§ **Your task**: Reproduce the records. Keep every word exact and include no images.
--- begin Record set ---
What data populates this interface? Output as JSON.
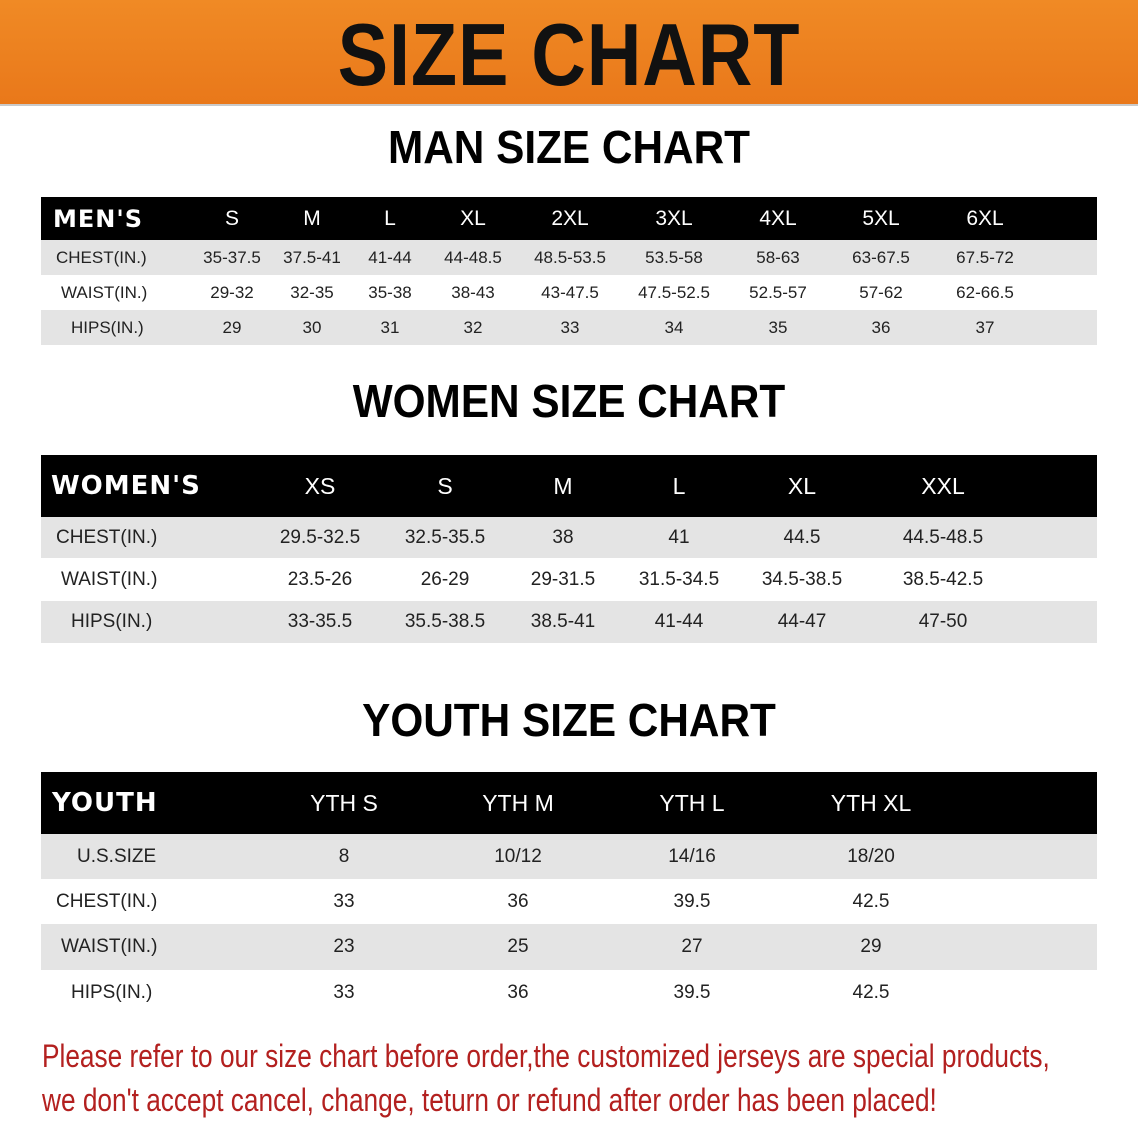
{
  "banner_title": "SIZE CHART",
  "men": {
    "title": "MAN SIZE CHART",
    "header": [
      "MEN'S",
      "S",
      "M",
      "L",
      "XL",
      "2XL",
      "3XL",
      "4XL",
      "5XL",
      "6XL"
    ],
    "rows": [
      [
        "CHEST(IN.)",
        "35-37.5",
        "37.5-41",
        "41-44",
        "44-48.5",
        "48.5-53.5",
        "53.5-58",
        "58-63",
        "63-67.5",
        "67.5-72"
      ],
      [
        "WAIST(IN.)",
        "29-32",
        "32-35",
        "35-38",
        "38-43",
        "43-47.5",
        "47.5-52.5",
        "52.5-57",
        "57-62",
        "62-66.5"
      ],
      [
        "HIPS(IN.)",
        "29",
        "30",
        "31",
        "32",
        "33",
        "34",
        "35",
        "36",
        "37"
      ]
    ]
  },
  "women": {
    "title": "WOMEN SIZE CHART",
    "header": [
      "WOMEN'S",
      "XS",
      "S",
      "M",
      "L",
      "XL",
      "XXL"
    ],
    "rows": [
      [
        "CHEST(IN.)",
        "29.5-32.5",
        "32.5-35.5",
        "38",
        "41",
        "44.5",
        "44.5-48.5"
      ],
      [
        "WAIST(IN.)",
        "23.5-26",
        "26-29",
        "29-31.5",
        "31.5-34.5",
        "34.5-38.5",
        "38.5-42.5"
      ],
      [
        "HIPS(IN.)",
        "33-35.5",
        "35.5-38.5",
        "38.5-41",
        "41-44",
        "44-47",
        "47-50"
      ]
    ]
  },
  "youth": {
    "title": "YOUTH SIZE CHART",
    "header": [
      "YOUTH",
      "YTH S",
      "YTH M",
      "YTH L",
      "YTH XL"
    ],
    "rows": [
      [
        "U.S.SIZE",
        "8",
        "10/12",
        "14/16",
        "18/20"
      ],
      [
        "CHEST(IN.)",
        "33",
        "36",
        "39.5",
        "42.5"
      ],
      [
        "WAIST(IN.)",
        "23",
        "25",
        "27",
        "29"
      ],
      [
        "HIPS(IN.)",
        "33",
        "36",
        "39.5",
        "42.5"
      ]
    ]
  },
  "note": {
    "line1": "Please refer to our size chart before order,the customized jerseys are special products,",
    "line2": "we don't accept cancel, change, teturn or refund after order has been placed!"
  },
  "colors": {
    "banner": "#ee7d1c",
    "header_row": "#000000",
    "stripe": "#e4e4e4",
    "note": "#b3201f"
  }
}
--- end Record set ---
§ **Output of the exercise**:
What data populates this interface? Output as JSON.
{
  "banner_title": "SIZE CHART",
  "men": {
    "title": "MAN SIZE CHART",
    "header": [
      "MEN'S",
      "S",
      "M",
      "L",
      "XL",
      "2XL",
      "3XL",
      "4XL",
      "5XL",
      "6XL"
    ],
    "rows": [
      [
        "CHEST(IN.)",
        "35-37.5",
        "37.5-41",
        "41-44",
        "44-48.5",
        "48.5-53.5",
        "53.5-58",
        "58-63",
        "63-67.5",
        "67.5-72"
      ],
      [
        "WAIST(IN.)",
        "29-32",
        "32-35",
        "35-38",
        "38-43",
        "43-47.5",
        "47.5-52.5",
        "52.5-57",
        "57-62",
        "62-66.5"
      ],
      [
        "HIPS(IN.)",
        "29",
        "30",
        "31",
        "32",
        "33",
        "34",
        "35",
        "36",
        "37"
      ]
    ]
  },
  "women": {
    "title": "WOMEN SIZE CHART",
    "header": [
      "WOMEN'S",
      "XS",
      "S",
      "M",
      "L",
      "XL",
      "XXL"
    ],
    "rows": [
      [
        "CHEST(IN.)",
        "29.5-32.5",
        "32.5-35.5",
        "38",
        "41",
        "44.5",
        "44.5-48.5"
      ],
      [
        "WAIST(IN.)",
        "23.5-26",
        "26-29",
        "29-31.5",
        "31.5-34.5",
        "34.5-38.5",
        "38.5-42.5"
      ],
      [
        "HIPS(IN.)",
        "33-35.5",
        "35.5-38.5",
        "38.5-41",
        "41-44",
        "44-47",
        "47-50"
      ]
    ]
  },
  "youth": {
    "title": "YOUTH SIZE CHART",
    "header": [
      "YOUTH",
      "YTH S",
      "YTH M",
      "YTH L",
      "YTH XL"
    ],
    "rows": [
      [
        "U.S.SIZE",
        "8",
        "10/12",
        "14/16",
        "18/20"
      ],
      [
        "CHEST(IN.)",
        "33",
        "36",
        "39.5",
        "42.5"
      ],
      [
        "WAIST(IN.)",
        "23",
        "25",
        "27",
        "29"
      ],
      [
        "HIPS(IN.)",
        "33",
        "36",
        "39.5",
        "42.5"
      ]
    ]
  },
  "note": {
    "line1": "Please refer to our size chart before order,the customized jerseys are special products,",
    "line2": "we don't accept cancel, change, teturn or refund after order has been placed!"
  },
  "colors": {
    "banner": "#ee7d1c",
    "header_row": "#000000",
    "stripe": "#e4e4e4",
    "note": "#b3201f"
  }
}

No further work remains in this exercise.